• STATED PROBLEM:
Copy out all lines that carry the word "from".

• DATA SUPPLIED:

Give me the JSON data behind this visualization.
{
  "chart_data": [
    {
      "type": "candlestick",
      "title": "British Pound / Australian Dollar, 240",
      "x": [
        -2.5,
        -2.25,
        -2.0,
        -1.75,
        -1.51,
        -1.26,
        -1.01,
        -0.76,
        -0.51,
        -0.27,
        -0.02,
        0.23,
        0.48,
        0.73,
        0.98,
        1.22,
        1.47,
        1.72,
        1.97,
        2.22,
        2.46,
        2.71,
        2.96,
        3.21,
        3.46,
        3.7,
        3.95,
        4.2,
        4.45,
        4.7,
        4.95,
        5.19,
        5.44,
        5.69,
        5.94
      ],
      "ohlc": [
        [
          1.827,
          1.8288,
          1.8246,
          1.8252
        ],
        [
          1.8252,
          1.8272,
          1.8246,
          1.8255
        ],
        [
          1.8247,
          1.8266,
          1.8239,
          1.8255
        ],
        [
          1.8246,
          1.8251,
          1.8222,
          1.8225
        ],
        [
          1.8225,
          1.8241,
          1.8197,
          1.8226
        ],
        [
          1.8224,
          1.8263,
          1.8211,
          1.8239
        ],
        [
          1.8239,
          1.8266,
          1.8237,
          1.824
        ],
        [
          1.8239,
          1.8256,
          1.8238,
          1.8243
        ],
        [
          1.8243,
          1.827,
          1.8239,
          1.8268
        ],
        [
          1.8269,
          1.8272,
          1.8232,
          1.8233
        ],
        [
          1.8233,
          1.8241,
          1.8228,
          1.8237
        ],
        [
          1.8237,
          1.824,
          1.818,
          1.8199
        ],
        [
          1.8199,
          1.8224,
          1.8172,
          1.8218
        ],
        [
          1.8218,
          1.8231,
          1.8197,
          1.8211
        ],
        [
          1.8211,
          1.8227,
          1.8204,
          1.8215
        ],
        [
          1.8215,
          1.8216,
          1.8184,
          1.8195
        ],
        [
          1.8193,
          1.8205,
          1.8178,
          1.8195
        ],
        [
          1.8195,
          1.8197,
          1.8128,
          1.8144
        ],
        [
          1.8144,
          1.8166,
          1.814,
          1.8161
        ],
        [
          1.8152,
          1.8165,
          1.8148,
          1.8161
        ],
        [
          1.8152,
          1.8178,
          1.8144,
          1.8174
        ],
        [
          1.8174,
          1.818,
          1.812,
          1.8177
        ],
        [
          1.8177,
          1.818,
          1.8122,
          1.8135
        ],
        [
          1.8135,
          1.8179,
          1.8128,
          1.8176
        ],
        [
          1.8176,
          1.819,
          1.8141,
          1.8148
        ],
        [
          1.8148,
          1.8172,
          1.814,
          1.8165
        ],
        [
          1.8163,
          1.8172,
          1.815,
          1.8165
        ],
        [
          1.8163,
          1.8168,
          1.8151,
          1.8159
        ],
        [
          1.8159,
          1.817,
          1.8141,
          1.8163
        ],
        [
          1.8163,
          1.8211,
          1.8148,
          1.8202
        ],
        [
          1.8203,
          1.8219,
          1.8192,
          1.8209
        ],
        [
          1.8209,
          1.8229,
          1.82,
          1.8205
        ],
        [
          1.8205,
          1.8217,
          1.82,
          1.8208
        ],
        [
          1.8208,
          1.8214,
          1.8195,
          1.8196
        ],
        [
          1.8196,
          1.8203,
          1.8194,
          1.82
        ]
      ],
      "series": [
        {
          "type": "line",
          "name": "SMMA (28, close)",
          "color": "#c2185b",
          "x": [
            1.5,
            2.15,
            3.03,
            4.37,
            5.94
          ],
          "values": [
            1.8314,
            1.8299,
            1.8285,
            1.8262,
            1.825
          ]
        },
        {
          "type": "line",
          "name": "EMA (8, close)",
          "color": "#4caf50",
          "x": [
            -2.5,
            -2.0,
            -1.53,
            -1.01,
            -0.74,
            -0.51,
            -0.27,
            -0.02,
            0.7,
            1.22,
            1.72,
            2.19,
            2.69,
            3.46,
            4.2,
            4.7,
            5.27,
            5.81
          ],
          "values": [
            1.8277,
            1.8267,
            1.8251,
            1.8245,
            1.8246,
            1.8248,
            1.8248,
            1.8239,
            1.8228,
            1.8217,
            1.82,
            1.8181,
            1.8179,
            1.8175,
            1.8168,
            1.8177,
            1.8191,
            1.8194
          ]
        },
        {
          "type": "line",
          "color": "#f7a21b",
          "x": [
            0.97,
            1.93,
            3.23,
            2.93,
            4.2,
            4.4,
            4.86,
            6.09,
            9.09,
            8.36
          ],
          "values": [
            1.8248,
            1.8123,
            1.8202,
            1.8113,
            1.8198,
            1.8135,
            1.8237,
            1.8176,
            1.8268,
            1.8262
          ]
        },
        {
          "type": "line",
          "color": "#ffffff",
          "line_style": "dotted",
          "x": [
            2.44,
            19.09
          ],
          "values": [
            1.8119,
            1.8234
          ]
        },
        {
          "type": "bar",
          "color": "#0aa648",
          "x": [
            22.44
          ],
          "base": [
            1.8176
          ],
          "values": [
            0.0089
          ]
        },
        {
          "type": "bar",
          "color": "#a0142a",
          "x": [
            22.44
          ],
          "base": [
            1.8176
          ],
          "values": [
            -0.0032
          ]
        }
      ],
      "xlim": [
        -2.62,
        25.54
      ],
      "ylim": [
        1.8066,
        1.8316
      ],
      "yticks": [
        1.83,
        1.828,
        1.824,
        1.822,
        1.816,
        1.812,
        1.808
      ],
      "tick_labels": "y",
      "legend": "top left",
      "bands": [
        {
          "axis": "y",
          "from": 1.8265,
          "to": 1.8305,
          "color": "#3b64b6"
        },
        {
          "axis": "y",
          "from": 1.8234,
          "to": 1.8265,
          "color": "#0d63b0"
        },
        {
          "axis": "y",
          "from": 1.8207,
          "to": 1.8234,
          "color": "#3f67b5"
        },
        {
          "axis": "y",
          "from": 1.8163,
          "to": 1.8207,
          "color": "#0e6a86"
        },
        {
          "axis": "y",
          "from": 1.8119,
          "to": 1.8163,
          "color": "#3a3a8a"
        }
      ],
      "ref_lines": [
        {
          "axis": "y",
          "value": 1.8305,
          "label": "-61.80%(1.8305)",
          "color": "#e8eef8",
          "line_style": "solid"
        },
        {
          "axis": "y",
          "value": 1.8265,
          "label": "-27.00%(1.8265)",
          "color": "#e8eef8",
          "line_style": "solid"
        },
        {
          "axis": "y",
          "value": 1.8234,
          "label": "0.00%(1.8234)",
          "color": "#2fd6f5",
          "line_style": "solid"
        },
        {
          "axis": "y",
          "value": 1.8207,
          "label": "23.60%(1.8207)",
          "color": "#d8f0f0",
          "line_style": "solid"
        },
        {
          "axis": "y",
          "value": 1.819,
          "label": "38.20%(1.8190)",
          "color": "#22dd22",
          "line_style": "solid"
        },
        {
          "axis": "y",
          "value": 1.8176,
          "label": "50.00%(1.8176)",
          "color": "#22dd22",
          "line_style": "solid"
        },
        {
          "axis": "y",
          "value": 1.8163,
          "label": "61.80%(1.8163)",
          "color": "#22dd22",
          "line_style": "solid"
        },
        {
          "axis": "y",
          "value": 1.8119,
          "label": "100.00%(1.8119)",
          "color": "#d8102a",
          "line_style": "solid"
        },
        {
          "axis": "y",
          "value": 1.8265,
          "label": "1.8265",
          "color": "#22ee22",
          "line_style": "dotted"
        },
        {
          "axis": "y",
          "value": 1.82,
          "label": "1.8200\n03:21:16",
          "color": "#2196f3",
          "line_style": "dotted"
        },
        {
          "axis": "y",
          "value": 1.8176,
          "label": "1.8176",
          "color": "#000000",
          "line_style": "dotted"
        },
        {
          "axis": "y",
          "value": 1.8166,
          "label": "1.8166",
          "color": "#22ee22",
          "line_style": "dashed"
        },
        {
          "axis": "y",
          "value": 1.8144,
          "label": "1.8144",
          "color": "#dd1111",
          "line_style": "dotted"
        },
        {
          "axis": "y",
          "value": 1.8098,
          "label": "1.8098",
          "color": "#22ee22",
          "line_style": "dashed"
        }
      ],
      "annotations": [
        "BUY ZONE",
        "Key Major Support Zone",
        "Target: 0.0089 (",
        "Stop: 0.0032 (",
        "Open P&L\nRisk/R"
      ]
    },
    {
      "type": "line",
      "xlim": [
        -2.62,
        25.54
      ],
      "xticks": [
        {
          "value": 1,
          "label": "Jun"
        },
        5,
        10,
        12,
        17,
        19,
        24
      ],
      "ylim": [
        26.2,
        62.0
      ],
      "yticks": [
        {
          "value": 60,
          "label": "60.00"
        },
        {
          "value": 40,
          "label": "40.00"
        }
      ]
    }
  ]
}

• OUTPUT OF THE EXERCISE:
          "from": 1.8265,
          "from": 1.8234,
          "from": 1.8207,
          "from": 1.8163,
          "from": 1.8119,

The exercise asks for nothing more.